## CHECK YOUR UNDERSTANDING
[a] Quote the vascular calcification text from "Potential role of" to "the general population.", inclusive.
[b] Rewrite the paragraph of the vascular calcification text that begins "The identification of CCCs" as a short bulleted list that keeps its main facts.

The mechanisms that trigger MCCs remain to be defined. Their appearance in diabetic patients is promoted by intima hypoxia and especially by hyperglycaemia. In this regard, the levels of circulating MCCs in diabetes mellitus are reversible after optimization of glycaemic control.
Potential role of CCCs in CKD patients
The identification of CCCs is undoubtedly the most intriguing, yet relatively uncharted area in the multifaceted scenario of the bone–vascular axis. Although their role is not yet fully defined, the detection and recognition of CCCs is a landmark in the comprehension of vascular calcification pathogenesis. Whatever their origin and phenotype, CCCs may engraft to sites of vascular disease to further promote ectopic calcification. However, up to now, there is no clear proof of CCCs actively participating in medial calcification (Figure 3). This is particularly important considering that the derangement of the bone–vascular axis is amplified by ageing, CKD, diabetes and atherosclerosis, the incidence of which are constantly rising in the general population.

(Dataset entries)
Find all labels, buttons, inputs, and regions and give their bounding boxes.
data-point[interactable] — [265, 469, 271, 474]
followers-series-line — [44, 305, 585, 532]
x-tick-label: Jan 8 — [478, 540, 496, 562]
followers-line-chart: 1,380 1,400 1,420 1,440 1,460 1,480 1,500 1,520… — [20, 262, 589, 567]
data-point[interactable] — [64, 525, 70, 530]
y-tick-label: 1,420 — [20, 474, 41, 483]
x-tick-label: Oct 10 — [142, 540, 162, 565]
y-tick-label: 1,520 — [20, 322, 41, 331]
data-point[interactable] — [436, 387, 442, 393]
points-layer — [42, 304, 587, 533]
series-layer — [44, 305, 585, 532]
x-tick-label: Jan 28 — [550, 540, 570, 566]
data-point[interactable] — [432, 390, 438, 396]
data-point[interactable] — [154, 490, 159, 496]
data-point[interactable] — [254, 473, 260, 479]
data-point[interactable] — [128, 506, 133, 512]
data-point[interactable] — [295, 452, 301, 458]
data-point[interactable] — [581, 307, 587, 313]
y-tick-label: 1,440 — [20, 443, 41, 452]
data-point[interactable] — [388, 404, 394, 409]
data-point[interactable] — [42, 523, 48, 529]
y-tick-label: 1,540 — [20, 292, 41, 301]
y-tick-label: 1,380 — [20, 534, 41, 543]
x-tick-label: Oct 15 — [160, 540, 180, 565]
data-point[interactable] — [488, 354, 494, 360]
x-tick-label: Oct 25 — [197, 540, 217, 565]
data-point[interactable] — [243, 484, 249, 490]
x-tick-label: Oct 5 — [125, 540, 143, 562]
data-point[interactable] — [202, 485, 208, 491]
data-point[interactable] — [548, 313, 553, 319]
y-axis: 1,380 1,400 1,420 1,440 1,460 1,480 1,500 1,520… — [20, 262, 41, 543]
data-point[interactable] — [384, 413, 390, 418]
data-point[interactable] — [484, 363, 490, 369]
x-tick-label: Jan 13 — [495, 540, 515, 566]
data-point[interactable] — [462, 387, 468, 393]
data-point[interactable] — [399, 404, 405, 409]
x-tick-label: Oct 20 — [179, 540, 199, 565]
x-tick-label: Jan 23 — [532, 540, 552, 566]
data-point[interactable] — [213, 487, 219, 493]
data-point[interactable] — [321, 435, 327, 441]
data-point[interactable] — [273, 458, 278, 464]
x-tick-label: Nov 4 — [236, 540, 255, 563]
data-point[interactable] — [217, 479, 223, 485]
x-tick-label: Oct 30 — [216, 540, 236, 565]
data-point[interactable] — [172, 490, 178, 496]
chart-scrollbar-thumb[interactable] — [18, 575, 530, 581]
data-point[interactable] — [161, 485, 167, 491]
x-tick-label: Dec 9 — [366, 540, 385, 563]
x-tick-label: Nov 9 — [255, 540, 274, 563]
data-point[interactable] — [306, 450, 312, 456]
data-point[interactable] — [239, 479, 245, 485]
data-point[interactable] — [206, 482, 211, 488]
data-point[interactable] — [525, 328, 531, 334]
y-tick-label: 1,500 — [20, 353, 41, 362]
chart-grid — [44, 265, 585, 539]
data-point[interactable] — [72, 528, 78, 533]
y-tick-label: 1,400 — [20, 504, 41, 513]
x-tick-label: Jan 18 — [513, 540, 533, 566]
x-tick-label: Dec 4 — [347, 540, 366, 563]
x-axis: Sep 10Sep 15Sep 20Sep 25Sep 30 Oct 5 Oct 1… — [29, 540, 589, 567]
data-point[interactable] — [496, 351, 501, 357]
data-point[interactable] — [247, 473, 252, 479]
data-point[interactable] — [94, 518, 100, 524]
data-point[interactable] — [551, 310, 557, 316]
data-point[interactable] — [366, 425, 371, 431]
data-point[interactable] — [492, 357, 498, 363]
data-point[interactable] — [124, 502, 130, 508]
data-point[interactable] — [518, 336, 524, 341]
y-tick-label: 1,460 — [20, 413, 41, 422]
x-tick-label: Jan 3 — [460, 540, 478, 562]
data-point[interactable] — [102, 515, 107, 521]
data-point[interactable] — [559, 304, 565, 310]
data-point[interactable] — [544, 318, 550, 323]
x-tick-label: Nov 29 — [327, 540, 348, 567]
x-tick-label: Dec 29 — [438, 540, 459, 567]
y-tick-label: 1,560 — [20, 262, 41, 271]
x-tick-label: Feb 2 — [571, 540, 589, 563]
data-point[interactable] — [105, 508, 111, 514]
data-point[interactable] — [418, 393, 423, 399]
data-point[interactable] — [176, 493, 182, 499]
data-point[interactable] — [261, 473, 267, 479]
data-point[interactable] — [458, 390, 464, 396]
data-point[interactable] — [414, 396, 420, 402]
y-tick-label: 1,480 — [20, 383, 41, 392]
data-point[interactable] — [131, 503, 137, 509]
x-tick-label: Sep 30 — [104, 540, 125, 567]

## ANSWERS FOR THE TASKS
[a]
Potential role of CCCs in CKD patients
The identification of CCCs is undoubtedly the most intriguing, yet relatively uncharted area in the multifaceted scenario of the bone–vascular axis. Although their role is not yet fully defined, the detection and recognition of CCCs is a landmark in the comprehension of vascular calcification pathogenesis. Whatever their origin and phenotype, CCCs may engraft to sites of vascular disease to further promote ectopic calcification. However, up to now, there is no clear proof of CCCs actively participating in medial calcification (Figure 3). This is particularly important considering that the derangement of the bone–vascular axis is amplified by ageing, CKD, diabetes and atherosclerosis, the incidence of which are constantly rising in the general population.

[b]
- Identifying CCCs is the most intriguing yet relatively uncharted area of the bone–vascular axis.
- Their role is not yet fully defined, but detecting and recognizing them is a landmark in understanding how vascular calcification develops.
- Whatever their origin and phenotype, CCCs may engraft to sites of vascular disease and further promote ectopic calcification.
- There is so far no clear proof that CCCs actively take part in medial calcification.
- This matters because ageing, CKD, diabetes and atherosclerosis amplify the derangement of the bone–vascular axis, and their incidence keeps rising in the general population.